◆ **EXERCISE**: Write the data out again exactly, dropping any images it holds.
== MATERIAL FOR THE TASK
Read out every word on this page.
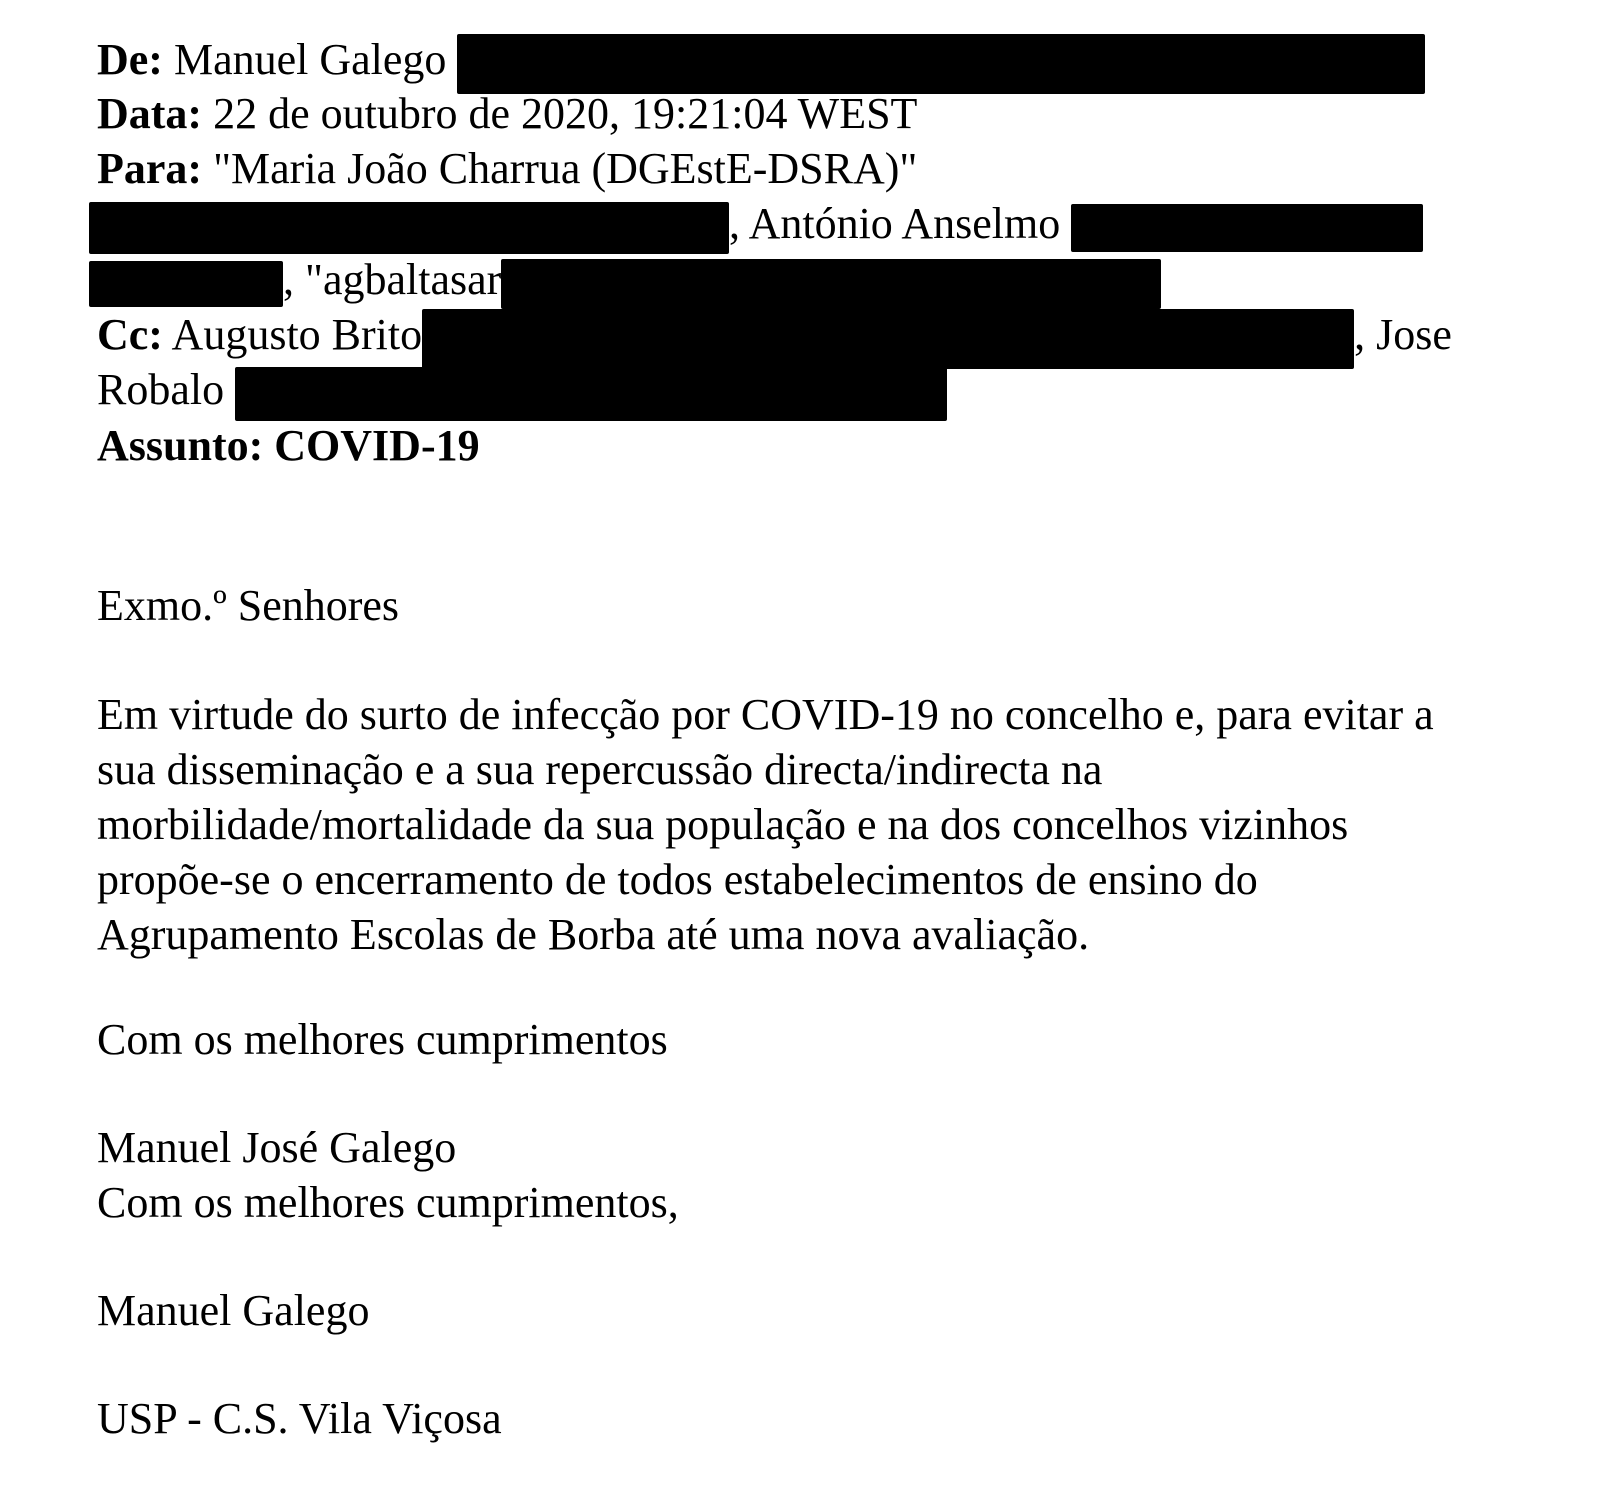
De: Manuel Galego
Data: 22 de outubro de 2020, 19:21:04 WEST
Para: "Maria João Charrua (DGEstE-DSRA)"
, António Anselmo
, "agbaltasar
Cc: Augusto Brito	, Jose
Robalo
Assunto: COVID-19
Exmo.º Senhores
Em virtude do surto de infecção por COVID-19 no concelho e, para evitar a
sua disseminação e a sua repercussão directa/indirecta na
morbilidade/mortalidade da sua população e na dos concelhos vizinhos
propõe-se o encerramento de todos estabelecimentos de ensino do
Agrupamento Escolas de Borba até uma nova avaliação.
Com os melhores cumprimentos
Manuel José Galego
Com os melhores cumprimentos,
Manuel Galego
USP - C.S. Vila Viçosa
====
◆ **ANSWER TO THIS PROBLEM**:
Read out every word on this page.
De: Manuel Galego
Data: 22 de outubro de 2020, 19:21:04 WEST
Para: "Maria João Charrua (DGEstE-DSRA)"
, António Anselmo
, "agbaltasar
Cc: Augusto Brito	, Jose
Robalo
Assunto: COVID-19
Exmo.º Senhores
Em virtude do surto de infecção por COVID-19 no concelho e, para evitar a
sua disseminação e a sua repercussão directa/indirecta na
morbilidade/mortalidade da sua população e na dos concelhos vizinhos
propõe-se o encerramento de todos estabelecimentos de ensino do
Agrupamento Escolas de Borba até uma nova avaliação.
Com os melhores cumprimentos
Manuel José Galego
Com os melhores cumprimentos,
Manuel Galego
USP - C.S. Vila Viçosa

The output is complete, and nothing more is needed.